3.2 - Segunda división (v. 11-17)

Después de describir detalladamente esta ruina irremediable, el profeta que tantas veces había llamado al pueblo al arrepentimiento anunciando los juicios inminentes, y cuya fidelidad había provocado el odio de todos –rey, sacerdotes, profetas y pueblo–, en lugar de triunfar cuando llega el juicio que él había predicho, se lamenta por la ruina de Jerusalén. ¡Qué compasión, qué dolor, qué conmoción de todo su ser! «¡Mis ojos desfallecieron de lágrimas, se conmovieron mis entrañas, mi hígado se derramó por tierra a causa del quebrantamiento de la hija de mi pueblo!» (v. 11). ¡Los pequeños, los inocentes sufren y mueren! ¡Cuántas veces se han repetido estas cosas en las calamidades actuales! ¡Oh, cómo quisiéramos consolar a estos afligidos! (v. 13), pero no, es imposible, ¡no hay consuelo! No hay calamidad como la ruina de Jerusalén; ¡ni siquiera el corazón de Jeremías, el más tierno de los mortales, puede ofrecer alivio alguno!

Todos los profetas de Judá le habían mentido; solo Jeremías le había dicho la verdad, pero a consecuencia de ello había sufrido persecución y se había enfrentado muchas veces a la muerte; a pesar de todo, tuvo compasión; quiso consolar, pero esto le fue negado. Solo uno, Jesús, conoció todos estos dolores de un modo mucho más perfecto, Aquel a quien le fue negado todo consuelo en el camino del sufrimiento y del testimonio, mientras que Jeremías mismo fue consolado. Hoy, es cierto, los indiferentes “aplauden” a Jerusalén, pero al final de los tiempos ella encontrará un Consolador en Aquel que vino a tomar el lugar del pueblo culpable para poder salvarlo. Le vemos sufrir en la cruz lo que aquí se dice de Jerusalén: «Los que pasaban lo insultaban meneando la cabeza» (Mat. 27:39). Pero ¡qué diferencia entre ambas! Jerusalén merecía este juicio y estos ultrajes; Jesús soportó todo el peso de ellos en gracia para liberarla. Esto nos hace comprender toda una faceta de los sufrimientos de Cristo, sí mismo sustituyéndose por su pueblo terrenal y tomando sobre sí todas las consecuencias de la Ley quebrantada, para poder presentarse ante ellos como su Libertador.

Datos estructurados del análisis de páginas
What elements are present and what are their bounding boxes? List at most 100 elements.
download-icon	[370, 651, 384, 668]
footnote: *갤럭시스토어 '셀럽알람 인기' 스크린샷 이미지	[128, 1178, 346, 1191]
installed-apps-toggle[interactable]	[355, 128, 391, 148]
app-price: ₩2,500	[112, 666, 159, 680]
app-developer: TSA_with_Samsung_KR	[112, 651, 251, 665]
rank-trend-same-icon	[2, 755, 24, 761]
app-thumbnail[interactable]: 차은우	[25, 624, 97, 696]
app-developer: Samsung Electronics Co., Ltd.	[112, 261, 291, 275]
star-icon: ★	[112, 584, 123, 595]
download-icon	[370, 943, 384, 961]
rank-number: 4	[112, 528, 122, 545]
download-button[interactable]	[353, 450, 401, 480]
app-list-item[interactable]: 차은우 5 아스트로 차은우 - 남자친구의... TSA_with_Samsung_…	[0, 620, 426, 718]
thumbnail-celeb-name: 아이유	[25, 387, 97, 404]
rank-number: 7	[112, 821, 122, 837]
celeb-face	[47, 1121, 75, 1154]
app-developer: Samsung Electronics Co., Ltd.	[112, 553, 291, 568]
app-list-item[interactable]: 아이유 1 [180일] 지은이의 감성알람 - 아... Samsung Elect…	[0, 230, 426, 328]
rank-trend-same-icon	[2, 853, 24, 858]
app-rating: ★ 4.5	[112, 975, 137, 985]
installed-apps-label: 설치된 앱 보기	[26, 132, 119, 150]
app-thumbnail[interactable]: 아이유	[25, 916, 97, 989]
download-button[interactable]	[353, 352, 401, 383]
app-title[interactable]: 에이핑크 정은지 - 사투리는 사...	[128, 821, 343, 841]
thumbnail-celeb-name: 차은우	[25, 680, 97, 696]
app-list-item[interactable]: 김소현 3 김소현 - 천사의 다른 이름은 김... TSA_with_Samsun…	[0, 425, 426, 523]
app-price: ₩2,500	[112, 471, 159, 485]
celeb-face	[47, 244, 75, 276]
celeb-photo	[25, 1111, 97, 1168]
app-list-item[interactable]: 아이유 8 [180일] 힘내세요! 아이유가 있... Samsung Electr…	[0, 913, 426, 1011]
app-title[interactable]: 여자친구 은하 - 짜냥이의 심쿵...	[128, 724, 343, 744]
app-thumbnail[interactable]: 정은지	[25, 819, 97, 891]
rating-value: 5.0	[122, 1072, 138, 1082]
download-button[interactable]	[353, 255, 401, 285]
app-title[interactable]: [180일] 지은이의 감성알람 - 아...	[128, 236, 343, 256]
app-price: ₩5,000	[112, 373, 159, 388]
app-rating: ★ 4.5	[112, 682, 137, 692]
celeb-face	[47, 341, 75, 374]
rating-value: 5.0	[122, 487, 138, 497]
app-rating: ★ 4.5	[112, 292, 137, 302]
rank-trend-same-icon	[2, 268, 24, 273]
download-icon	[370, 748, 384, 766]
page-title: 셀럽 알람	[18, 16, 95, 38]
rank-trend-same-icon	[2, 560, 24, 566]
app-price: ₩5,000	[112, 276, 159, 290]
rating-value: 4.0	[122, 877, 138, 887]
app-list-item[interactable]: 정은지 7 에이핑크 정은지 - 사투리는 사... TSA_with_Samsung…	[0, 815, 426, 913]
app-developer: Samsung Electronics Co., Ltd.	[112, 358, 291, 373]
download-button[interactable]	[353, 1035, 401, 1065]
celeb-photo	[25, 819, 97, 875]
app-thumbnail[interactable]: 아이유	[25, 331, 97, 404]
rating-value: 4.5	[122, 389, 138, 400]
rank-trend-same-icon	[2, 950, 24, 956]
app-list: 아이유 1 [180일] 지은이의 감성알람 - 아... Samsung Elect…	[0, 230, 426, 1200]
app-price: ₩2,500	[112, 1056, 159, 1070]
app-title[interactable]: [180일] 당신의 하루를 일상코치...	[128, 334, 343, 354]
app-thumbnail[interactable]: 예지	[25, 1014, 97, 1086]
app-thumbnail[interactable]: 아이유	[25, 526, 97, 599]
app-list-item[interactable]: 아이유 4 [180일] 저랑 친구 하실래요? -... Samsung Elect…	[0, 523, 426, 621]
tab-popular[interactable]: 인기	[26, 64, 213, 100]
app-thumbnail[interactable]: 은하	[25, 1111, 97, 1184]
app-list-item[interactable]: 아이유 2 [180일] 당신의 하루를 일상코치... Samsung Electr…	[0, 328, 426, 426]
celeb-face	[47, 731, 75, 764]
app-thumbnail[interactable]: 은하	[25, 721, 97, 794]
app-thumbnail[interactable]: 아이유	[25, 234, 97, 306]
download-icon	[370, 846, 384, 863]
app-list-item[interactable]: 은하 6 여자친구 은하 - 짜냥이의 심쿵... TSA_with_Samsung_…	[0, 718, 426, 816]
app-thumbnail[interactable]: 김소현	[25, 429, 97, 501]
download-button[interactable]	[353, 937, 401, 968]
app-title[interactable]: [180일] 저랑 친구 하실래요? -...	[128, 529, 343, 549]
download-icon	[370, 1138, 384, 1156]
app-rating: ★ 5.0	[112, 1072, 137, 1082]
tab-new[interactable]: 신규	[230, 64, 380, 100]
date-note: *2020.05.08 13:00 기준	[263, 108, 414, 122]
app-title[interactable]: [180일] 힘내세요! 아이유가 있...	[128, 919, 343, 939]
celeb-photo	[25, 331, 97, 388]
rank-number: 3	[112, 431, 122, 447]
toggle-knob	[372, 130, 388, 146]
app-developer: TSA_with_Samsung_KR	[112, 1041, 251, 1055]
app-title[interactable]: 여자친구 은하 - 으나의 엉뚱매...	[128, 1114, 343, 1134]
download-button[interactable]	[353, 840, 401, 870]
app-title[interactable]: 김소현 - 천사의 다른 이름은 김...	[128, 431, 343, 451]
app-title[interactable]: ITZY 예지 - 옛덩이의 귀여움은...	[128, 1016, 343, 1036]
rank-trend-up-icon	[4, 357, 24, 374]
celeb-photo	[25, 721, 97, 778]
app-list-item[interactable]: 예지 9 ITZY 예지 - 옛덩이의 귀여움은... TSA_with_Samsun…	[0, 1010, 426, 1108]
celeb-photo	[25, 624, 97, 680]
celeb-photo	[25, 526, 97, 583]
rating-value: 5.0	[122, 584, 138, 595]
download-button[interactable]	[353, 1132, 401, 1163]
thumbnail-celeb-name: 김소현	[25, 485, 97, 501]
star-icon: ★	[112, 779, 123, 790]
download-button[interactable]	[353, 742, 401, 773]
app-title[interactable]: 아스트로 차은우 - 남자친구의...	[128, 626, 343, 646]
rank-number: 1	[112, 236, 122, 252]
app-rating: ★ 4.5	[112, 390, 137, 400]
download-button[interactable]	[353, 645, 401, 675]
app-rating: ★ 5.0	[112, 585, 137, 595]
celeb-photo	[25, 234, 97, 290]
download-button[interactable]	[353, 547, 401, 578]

* [Actividad]
En el comentario sobre los versículos 11 a 17, ¿quiénes habían odiado al profeta a causa de su fidelidad? Responde basándote solo en el texto.

* [Respuesta]
El rey, los sacerdotes, los profetas y el pueblo.